WHAT YOU ARE ASKED TO DO: Show every line in the listing below that contains the string "bounding", matching case exactly.

INFORMATION SHOWN:
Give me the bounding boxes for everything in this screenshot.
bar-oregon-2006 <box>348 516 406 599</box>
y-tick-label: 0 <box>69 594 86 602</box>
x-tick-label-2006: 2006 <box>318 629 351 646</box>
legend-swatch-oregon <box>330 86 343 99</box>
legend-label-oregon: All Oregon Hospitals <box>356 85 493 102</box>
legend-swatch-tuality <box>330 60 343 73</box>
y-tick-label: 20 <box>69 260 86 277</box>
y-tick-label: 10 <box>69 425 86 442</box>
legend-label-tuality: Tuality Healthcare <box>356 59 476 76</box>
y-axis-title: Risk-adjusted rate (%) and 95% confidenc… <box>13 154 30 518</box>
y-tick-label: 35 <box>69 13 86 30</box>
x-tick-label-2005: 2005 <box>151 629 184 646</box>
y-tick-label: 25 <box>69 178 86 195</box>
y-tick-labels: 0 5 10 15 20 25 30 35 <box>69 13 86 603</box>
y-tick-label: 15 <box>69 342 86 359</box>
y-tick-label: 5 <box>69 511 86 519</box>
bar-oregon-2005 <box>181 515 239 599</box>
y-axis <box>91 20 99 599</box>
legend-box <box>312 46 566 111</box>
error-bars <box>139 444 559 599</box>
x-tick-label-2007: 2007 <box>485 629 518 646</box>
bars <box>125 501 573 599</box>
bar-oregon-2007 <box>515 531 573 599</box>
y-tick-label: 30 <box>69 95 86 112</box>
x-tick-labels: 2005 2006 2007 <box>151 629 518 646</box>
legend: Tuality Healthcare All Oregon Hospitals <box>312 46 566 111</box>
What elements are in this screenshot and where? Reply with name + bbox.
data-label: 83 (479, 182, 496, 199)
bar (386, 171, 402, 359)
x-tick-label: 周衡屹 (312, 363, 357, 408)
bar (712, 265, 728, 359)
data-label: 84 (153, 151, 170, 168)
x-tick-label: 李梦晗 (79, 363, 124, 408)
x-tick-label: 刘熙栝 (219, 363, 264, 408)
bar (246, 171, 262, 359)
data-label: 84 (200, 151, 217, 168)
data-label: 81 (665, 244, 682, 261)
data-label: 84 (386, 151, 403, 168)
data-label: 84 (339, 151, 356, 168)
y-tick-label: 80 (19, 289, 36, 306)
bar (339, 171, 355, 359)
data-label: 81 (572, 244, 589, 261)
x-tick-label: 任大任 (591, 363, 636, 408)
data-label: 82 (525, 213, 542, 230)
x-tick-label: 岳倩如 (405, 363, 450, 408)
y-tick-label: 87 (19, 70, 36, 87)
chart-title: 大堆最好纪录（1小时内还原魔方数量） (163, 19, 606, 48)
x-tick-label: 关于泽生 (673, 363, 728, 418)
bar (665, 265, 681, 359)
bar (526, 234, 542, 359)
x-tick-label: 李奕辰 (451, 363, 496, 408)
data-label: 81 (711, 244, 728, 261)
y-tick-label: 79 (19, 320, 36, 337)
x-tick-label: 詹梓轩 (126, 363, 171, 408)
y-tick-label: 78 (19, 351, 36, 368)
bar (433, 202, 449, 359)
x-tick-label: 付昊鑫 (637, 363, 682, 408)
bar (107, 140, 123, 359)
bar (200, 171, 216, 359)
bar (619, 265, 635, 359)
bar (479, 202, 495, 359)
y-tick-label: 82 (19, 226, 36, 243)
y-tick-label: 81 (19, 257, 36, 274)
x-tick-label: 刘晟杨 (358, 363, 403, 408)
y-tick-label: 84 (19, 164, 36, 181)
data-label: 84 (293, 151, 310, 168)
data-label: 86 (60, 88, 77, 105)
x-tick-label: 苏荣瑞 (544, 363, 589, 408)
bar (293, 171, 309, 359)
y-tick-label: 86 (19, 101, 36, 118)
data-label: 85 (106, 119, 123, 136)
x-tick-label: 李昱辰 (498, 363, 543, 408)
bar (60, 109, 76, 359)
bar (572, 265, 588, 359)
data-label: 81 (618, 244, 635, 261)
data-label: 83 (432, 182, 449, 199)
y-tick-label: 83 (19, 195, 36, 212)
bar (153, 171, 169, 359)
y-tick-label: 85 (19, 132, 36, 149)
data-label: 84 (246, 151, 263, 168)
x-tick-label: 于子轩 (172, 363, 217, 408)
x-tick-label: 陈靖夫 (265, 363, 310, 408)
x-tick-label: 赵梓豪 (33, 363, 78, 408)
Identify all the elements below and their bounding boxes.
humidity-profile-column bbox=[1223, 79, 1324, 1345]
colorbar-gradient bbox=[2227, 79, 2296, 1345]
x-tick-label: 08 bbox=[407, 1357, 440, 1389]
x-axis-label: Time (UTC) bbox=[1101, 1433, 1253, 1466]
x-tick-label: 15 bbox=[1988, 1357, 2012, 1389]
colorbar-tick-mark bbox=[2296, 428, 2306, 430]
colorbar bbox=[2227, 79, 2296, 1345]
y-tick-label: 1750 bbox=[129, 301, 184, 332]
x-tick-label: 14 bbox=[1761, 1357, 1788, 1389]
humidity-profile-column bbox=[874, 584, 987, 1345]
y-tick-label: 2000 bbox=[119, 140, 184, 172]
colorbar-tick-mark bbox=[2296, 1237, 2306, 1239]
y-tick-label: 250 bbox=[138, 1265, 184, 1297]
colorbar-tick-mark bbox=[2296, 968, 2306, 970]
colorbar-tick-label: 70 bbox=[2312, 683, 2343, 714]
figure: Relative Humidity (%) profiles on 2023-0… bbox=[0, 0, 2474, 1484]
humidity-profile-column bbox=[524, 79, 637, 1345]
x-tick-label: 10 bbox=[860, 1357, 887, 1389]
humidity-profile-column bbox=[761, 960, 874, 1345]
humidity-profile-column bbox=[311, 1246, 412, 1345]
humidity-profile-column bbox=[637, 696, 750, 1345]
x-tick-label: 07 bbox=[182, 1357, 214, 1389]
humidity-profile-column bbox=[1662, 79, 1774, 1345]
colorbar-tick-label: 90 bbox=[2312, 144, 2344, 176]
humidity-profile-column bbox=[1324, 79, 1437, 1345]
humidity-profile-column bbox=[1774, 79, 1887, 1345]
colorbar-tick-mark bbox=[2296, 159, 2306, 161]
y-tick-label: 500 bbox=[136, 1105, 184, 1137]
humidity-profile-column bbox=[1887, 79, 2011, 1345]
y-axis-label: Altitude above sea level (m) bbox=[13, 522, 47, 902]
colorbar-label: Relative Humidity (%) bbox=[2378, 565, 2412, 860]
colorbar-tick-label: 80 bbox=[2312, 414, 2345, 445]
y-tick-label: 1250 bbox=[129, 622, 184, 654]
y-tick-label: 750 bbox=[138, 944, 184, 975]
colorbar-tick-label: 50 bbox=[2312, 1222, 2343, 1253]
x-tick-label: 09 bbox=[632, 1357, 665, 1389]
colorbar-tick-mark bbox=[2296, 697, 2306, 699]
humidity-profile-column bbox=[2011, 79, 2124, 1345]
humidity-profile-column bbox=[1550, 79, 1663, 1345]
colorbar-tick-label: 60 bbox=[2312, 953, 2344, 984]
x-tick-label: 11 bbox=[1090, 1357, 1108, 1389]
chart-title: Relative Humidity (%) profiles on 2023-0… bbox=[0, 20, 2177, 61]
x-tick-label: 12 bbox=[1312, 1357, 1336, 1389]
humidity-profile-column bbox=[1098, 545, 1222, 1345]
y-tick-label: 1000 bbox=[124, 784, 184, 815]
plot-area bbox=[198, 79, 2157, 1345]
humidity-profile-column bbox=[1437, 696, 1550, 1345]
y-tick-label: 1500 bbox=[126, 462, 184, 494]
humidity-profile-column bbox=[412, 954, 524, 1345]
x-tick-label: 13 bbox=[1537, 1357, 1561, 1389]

PROBLEM SOLUTION:
Give me the bounding boxes for everything in this screenshot.
Identify all the elements below and their bounding boxes.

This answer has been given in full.